PROBLEM STATEMENT:
Every line of the material below should be repeated exactly.

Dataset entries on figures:
━━━━━━
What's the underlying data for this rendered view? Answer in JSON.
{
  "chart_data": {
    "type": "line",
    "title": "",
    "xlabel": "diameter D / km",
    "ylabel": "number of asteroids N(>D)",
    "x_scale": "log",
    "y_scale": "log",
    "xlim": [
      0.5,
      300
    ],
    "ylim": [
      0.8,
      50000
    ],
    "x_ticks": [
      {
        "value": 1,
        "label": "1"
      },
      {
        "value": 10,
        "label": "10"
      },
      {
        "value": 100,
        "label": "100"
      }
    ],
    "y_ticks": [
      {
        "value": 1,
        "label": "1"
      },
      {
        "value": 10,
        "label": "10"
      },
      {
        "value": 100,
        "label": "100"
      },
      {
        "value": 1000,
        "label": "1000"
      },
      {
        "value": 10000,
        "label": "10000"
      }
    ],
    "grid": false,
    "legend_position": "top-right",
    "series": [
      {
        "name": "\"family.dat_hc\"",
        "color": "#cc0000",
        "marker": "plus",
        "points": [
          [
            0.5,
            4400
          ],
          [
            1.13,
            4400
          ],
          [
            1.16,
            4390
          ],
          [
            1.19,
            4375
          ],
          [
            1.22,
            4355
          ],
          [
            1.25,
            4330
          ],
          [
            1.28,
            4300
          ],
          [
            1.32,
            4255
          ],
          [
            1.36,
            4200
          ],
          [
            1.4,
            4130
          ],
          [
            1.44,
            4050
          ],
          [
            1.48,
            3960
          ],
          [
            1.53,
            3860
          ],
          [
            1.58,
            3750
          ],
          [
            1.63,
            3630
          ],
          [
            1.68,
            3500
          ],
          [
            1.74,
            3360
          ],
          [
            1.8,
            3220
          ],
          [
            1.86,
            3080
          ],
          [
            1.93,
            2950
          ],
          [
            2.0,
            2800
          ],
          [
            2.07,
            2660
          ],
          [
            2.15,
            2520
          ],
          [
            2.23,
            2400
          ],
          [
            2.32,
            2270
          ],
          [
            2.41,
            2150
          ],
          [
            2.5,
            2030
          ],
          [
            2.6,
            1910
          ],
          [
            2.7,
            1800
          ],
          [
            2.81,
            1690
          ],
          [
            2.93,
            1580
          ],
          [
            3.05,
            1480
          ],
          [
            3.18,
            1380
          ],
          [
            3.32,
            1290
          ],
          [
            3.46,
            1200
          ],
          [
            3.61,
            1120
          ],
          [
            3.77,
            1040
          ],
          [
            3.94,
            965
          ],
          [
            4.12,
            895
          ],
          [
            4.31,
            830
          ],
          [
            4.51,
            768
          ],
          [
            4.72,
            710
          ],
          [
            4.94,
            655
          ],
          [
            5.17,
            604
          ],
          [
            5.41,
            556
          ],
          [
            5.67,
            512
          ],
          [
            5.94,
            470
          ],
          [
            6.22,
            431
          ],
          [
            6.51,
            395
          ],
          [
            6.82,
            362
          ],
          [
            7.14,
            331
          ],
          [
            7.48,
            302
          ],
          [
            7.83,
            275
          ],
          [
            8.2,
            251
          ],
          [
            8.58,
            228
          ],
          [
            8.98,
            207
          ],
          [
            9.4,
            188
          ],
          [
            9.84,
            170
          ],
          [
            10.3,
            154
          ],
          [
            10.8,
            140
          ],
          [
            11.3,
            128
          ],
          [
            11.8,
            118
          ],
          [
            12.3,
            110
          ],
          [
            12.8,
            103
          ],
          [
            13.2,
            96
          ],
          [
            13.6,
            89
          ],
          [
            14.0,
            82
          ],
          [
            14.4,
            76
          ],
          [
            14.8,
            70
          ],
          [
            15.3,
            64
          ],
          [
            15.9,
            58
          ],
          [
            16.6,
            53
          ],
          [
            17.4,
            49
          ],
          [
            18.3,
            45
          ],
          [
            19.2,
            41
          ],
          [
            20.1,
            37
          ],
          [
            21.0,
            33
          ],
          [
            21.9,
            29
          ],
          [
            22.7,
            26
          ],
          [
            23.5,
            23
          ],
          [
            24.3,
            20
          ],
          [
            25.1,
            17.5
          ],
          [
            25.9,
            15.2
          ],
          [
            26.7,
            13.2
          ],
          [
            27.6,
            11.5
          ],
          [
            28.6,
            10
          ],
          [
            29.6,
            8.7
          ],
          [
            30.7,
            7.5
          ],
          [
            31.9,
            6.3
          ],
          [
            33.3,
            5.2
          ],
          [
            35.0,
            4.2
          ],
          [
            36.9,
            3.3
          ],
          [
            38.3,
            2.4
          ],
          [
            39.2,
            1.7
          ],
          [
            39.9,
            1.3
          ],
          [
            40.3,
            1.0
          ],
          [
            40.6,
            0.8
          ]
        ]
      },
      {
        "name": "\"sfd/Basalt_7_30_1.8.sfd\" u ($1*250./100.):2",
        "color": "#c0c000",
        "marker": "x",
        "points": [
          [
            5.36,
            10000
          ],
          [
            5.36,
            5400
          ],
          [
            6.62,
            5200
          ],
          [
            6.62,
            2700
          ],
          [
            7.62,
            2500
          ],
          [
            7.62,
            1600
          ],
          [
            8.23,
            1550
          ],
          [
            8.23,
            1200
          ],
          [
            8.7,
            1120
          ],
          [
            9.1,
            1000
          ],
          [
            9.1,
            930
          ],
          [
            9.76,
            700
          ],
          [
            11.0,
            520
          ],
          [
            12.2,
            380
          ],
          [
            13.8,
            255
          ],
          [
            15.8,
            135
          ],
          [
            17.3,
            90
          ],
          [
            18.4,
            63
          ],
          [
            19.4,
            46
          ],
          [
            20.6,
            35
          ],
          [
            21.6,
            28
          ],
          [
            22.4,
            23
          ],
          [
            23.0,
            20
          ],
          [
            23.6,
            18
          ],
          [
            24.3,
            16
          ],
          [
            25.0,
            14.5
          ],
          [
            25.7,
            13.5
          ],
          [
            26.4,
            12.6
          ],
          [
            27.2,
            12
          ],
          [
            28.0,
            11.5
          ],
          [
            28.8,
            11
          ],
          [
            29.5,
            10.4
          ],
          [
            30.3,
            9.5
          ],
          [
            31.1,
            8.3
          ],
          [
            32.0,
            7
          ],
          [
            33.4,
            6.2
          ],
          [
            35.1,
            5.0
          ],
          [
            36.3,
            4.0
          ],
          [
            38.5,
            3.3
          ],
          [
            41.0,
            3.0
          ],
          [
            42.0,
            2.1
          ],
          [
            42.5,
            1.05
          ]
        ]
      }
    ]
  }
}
━━━━━━
FINISHED ANSWER:
What's the underlying data for this rendered view? Answer in JSON.
{
  "chart_data": {
    "type": "line",
    "title": "",
    "xlabel": "diameter D / km",
    "ylabel": "number of asteroids N(>D)",
    "x_scale": "log",
    "y_scale": "log",
    "xlim": [
      0.5,
      300
    ],
    "ylim": [
      0.8,
      50000
    ],
    "x_ticks": [
      {
        "value": 1,
        "label": "1"
      },
      {
        "value": 10,
        "label": "10"
      },
      {
        "value": 100,
        "label": "100"
      }
    ],
    "y_ticks": [
      {
        "value": 1,
        "label": "1"
      },
      {
        "value": 10,
        "label": "10"
      },
      {
        "value": 100,
        "label": "100"
      },
      {
        "value": 1000,
        "label": "1000"
      },
      {
        "value": 10000,
        "label": "10000"
      }
    ],
    "grid": false,
    "legend_position": "top-right",
    "series": [
      {
        "name": "\"family.dat_hc\"",
        "color": "#cc0000",
        "marker": "plus",
        "points": [
          [
            0.5,
            4400
          ],
          [
            1.13,
            4400
          ],
          [
            1.16,
            4390
          ],
          [
            1.19,
            4375
          ],
          [
            1.22,
            4355
          ],
          [
            1.25,
            4330
          ],
          [
            1.28,
            4300
          ],
          [
            1.32,
            4255
          ],
          [
            1.36,
            4200
          ],
          [
            1.4,
            4130
          ],
          [
            1.44,
            4050
          ],
          [
            1.48,
            3960
          ],
          [
            1.53,
            3860
          ],
          [
            1.58,
            3750
          ],
          [
            1.63,
            3630
          ],
          [
            1.68,
            3500
          ],
          [
            1.74,
            3360
          ],
          [
            1.8,
            3220
          ],
          [
            1.86,
            3080
          ],
          [
            1.93,
            2950
          ],
          [
            2.0,
            2800
          ],
          [
            2.07,
            2660
          ],
          [
            2.15,
            2520
          ],
          [
            2.23,
            2400
          ],
          [
            2.32,
            2270
          ],
          [
            2.41,
            2150
          ],
          [
            2.5,
            2030
          ],
          [
            2.6,
            1910
          ],
          [
            2.7,
            1800
          ],
          [
            2.81,
            1690
          ],
          [
            2.93,
            1580
          ],
          [
            3.05,
            1480
          ],
          [
            3.18,
            1380
          ],
          [
            3.32,
            1290
          ],
          [
            3.46,
            1200
          ],
          [
            3.61,
            1120
          ],
          [
            3.77,
            1040
          ],
          [
            3.94,
            965
          ],
          [
            4.12,
            895
          ],
          [
            4.31,
            830
          ],
          [
            4.51,
            768
          ],
          [
            4.72,
            710
          ],
          [
            4.94,
            655
          ],
          [
            5.17,
            604
          ],
          [
            5.41,
            556
          ],
          [
            5.67,
            512
          ],
          [
            5.94,
            470
          ],
          [
            6.22,
            431
          ],
          [
            6.51,
            395
          ],
          [
            6.82,
            362
          ],
          [
            7.14,
            331
          ],
          [
            7.48,
            302
          ],
          [
            7.83,
            275
          ],
          [
            8.2,
            251
          ],
          [
            8.58,
            228
          ],
          [
            8.98,
            207
          ],
          [
            9.4,
            188
          ],
          [
            9.84,
            170
          ],
          [
            10.3,
            154
          ],
          [
            10.8,
            140
          ],
          [
            11.3,
            128
          ],
          [
            11.8,
            118
          ],
          [
            12.3,
            110
          ],
          [
            12.8,
            103
          ],
          [
            13.2,
            96
          ],
          [
            13.6,
            89
          ],
          [
            14.0,
            82
          ],
          [
            14.4,
            76
          ],
          [
            14.8,
            70
          ],
          [
            15.3,
            64
          ],
          [
            15.9,
            58
          ],
          [
            16.6,
            53
          ],
          [
            17.4,
            49
          ],
          [
            18.3,
            45
          ],
          [
            19.2,
            41
          ],
          [
            20.1,
            37
          ],
          [
            21.0,
            33
          ],
          [
            21.9,
            29
          ],
          [
            22.7,
            26
          ],
          [
            23.5,
            23
          ],
          [
            24.3,
            20
          ],
          [
            25.1,
            17.5
          ],
          [
            25.9,
            15.2
          ],
          [
            26.7,
            13.2
          ],
          [
            27.6,
            11.5
          ],
          [
            28.6,
            10
          ],
          [
            29.6,
            8.7
          ],
          [
            30.7,
            7.5
          ],
          [
            31.9,
            6.3
          ],
          [
            33.3,
            5.2
          ],
          [
            35.0,
            4.2
          ],
          [
            36.9,
            3.3
          ],
          [
            38.3,
            2.4
          ],
          [
            39.2,
            1.7
          ],
          [
            39.9,
            1.3
          ],
          [
            40.3,
            1.0
          ],
          [
            40.6,
            0.8
          ]
        ]
      },
      {
        "name": "\"sfd/Basalt_7_30_1.8.sfd\" u ($1*250./100.):2",
        "color": "#c0c000",
        "marker": "x",
        "points": [
          [
            5.36,
            10000
          ],
          [
            5.36,
            5400
          ],
          [
            6.62,
            5200
          ],
          [
            6.62,
            2700
          ],
          [
            7.62,
            2500
          ],
          [
            7.62,
            1600
          ],
          [
            8.23,
            1550
          ],
          [
            8.23,
            1200
          ],
          [
            8.7,
            1120
          ],
          [
            9.1,
            1000
          ],
          [
            9.1,
            930
          ],
          [
            9.76,
            700
          ],
          [
            11.0,
            520
          ],
          [
            12.2,
            380
          ],
          [
            13.8,
            255
          ],
          [
            15.8,
            135
          ],
          [
            17.3,
            90
          ],
          [
            18.4,
            63
          ],
          [
            19.4,
            46
          ],
          [
            20.6,
            35
          ],
          [
            21.6,
            28
          ],
          [
            22.4,
            23
          ],
          [
            23.0,
            20
          ],
          [
            23.6,
            18
          ],
          [
            24.3,
            16
          ],
          [
            25.0,
            14.5
          ],
          [
            25.7,
            13.5
          ],
          [
            26.4,
            12.6
          ],
          [
            27.2,
            12
          ],
          [
            28.0,
            11.5
          ],
          [
            28.8,
            11
          ],
          [
            29.5,
            10.4
          ],
          [
            30.3,
            9.5
          ],
          [
            31.1,
            8.3
          ],
          [
            32.0,
            7
          ],
          [
            33.4,
            6.2
          ],
          [
            35.1,
            5.0
          ],
          [
            36.3,
            4.0
          ],
          [
            38.5,
            3.3
          ],
          [
            41.0,
            3.0
          ],
          [
            42.0,
            2.1
          ],
          [
            42.5,
            1.05
          ]
        ]
      }
    ]
  }
}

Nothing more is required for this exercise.